◆ EXTRACTED TEXT

Politicians are finally beginning to appreciate that there is no free lunch and that there really is a crisis that must be responded to at something approaching light speed. Unfortunately they are currently rabbits frozen in the headlights of the oncoming car as demonstrated by Cameron concentrating slicing fruit on his iPad, Clegg trying to work a three day week and cut his hours, and Milliband desperately searching for something approaching a policy (although that might be a good thing for Britain – even better if the three old failed Parties could be swept away by a dynamic political force)

The economic arguments continue.

Those trying to bounce the world into underwriting German political ambitions claim that a failure to cave in to German demands will see Europe in flames, certainly in civil war and possibly in a new major armed conflict caused by Germany. This is the new Munich and this time there must be no appeasement. Had the world stood up to the German bully there would have been no war in 1939. If the world now stands up to the new German bully there will be no war in 2012.

The global economy faces a grim but not necessarily explosive crisis.

What ever any country does during the coming months, there will be pain and it will no longer be confined to a few profligate EuroZone countries. The global economy is now far too integrated to remain completely unaffected by the political ambitions of the EuroZone political elite. For eight years European leaders have hoped to borrow their way out of what was originally a significant, but not lethal, crisis that demanded restructuring and action. The experience has demonstrated that like any credit junkie, an attempt to borrow a way out only makes the lack of credit worse until a default or bankruptcy is inevitable. By encouraging other countries to join the madness, the EuroZone has ensured that the eventual resolution will be that much more painful.

◆ TASK GOAL
For each statement, say yes or no according to the commentary on the EuroZone crisis, and quote the words that decide it. 1. European leaders have spent eight years hoping to borrow their way out of the crisis. 2. The coming pain will stay limited to a few EuroZone countries. 3. The global economy faces a crisis that is necessarily explosive. The rows are separate material and have no connection to the commentary on the EuroZone crisis.

◆ STORED DATA
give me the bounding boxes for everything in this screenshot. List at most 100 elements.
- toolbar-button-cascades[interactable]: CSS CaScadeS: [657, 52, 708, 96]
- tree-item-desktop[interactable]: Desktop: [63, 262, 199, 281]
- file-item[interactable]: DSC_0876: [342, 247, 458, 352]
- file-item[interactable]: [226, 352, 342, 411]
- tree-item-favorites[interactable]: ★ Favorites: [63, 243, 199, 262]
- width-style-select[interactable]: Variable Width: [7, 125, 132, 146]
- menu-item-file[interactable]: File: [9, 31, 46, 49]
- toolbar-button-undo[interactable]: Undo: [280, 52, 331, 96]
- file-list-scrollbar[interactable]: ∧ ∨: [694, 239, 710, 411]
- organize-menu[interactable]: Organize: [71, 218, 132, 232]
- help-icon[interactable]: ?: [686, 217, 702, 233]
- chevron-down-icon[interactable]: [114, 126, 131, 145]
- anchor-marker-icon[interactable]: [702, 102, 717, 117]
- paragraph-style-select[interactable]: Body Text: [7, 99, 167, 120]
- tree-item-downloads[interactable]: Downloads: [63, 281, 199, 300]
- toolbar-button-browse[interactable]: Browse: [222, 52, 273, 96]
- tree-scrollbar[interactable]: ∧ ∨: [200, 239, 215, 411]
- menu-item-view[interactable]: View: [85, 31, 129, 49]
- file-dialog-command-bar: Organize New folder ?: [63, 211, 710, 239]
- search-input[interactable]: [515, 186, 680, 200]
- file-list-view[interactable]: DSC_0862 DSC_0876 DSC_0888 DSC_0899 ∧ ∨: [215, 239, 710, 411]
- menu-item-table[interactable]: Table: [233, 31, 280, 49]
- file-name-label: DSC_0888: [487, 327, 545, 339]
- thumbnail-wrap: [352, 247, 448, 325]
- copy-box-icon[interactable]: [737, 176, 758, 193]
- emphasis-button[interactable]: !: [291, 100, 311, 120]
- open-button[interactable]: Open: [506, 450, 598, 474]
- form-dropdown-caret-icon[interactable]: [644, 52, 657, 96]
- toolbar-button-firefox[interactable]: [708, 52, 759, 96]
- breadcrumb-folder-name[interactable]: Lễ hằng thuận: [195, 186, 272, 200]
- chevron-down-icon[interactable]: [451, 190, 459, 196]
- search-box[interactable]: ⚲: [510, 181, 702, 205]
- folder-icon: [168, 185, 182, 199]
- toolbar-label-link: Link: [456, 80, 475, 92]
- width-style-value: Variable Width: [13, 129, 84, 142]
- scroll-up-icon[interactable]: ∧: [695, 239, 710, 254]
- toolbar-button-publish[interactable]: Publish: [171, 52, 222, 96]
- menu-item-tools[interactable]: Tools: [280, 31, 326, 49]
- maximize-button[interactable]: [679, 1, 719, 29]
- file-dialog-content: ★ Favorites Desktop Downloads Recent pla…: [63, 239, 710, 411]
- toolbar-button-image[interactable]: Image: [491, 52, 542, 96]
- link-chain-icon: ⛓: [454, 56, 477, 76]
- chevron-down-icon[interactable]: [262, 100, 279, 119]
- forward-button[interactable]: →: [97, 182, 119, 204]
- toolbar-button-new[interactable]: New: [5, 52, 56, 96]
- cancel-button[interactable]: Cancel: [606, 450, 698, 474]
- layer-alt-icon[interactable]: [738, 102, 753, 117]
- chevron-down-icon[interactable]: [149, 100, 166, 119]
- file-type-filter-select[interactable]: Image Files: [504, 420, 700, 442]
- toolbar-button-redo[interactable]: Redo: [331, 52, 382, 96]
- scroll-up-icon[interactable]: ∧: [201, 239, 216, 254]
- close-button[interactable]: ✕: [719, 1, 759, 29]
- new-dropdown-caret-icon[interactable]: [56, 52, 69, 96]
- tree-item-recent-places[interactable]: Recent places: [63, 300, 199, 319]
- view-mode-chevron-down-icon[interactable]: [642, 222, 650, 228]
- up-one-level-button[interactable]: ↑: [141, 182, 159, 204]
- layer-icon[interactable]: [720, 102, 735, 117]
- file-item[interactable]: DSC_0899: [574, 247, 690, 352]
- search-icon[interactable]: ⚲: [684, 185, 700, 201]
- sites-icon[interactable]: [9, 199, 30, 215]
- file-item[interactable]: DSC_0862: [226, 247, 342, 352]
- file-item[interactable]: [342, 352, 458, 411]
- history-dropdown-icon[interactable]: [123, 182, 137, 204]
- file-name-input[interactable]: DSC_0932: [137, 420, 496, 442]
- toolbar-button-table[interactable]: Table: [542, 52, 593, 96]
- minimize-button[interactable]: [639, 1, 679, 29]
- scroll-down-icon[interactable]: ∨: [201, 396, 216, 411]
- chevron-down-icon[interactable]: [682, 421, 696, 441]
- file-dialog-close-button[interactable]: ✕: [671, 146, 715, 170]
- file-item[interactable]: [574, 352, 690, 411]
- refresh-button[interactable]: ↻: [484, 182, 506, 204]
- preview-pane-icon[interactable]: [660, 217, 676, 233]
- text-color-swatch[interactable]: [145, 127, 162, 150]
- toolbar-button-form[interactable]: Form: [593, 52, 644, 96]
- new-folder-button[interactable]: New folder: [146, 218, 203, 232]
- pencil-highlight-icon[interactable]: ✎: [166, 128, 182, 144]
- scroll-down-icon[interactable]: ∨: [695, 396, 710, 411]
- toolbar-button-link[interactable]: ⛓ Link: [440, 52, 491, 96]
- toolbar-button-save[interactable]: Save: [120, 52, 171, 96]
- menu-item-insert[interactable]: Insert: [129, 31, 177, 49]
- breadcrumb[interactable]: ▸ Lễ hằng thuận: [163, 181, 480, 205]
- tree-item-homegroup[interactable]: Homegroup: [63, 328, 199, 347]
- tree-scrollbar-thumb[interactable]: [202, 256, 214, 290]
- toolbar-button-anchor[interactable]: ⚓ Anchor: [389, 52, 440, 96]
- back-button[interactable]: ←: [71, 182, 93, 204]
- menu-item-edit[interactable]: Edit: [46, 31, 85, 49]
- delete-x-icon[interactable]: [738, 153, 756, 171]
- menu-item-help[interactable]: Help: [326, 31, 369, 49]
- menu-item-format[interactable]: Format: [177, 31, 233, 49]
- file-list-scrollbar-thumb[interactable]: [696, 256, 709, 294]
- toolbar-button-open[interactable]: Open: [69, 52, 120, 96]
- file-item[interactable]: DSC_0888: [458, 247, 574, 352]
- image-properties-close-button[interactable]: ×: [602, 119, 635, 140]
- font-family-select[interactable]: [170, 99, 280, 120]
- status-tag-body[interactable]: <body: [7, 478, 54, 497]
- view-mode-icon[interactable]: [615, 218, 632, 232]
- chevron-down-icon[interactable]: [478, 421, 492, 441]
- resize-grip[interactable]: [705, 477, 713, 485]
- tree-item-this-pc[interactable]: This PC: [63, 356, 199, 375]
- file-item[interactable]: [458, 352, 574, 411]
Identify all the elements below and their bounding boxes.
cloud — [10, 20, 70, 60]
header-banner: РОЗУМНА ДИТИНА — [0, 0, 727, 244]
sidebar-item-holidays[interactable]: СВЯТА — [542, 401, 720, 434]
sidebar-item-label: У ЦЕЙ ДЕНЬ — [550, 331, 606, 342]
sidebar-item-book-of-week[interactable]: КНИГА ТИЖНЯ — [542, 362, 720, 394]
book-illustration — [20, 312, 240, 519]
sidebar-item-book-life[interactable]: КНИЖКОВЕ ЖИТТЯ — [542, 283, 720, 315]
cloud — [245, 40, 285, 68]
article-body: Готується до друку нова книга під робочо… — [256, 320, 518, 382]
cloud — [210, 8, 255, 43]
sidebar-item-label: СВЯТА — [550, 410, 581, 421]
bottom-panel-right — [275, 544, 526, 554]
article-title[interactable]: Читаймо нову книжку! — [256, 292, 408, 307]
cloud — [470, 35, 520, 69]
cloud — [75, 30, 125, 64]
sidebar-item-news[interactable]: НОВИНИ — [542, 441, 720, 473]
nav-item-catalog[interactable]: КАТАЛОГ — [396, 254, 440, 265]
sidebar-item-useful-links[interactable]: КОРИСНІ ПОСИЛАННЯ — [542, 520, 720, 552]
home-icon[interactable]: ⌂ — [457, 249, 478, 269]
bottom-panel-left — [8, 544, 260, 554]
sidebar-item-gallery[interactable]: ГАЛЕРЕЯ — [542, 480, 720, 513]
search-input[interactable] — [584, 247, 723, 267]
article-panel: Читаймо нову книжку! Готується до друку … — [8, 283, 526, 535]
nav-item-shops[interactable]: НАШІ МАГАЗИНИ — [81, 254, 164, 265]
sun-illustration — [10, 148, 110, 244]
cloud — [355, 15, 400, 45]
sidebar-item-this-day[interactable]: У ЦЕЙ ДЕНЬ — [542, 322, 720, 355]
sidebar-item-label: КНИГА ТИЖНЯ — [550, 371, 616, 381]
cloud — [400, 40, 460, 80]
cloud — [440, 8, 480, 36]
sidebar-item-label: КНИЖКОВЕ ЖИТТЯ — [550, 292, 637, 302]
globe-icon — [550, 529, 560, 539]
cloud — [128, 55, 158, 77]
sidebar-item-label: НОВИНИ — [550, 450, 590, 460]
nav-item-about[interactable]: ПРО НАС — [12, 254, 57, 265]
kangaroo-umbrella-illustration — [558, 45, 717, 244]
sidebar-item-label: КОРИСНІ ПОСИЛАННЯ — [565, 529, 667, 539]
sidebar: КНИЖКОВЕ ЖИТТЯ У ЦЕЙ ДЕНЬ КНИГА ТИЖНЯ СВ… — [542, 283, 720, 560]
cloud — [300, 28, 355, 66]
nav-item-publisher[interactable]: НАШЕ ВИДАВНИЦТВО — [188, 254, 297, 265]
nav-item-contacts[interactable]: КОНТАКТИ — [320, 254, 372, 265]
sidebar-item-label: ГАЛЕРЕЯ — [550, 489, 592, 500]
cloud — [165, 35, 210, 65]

◆ SOLUTION TO THE PROBLEM
1. Yes: "For eight years European leaders have hoped to borrow their way out of what was originally a significant, but not lethal, crisis"
2. No: "there will be pain and it will no longer be confined to a few profligate EuroZone countries"
3. No: "The global economy faces a grim but not necessarily explosive crisis."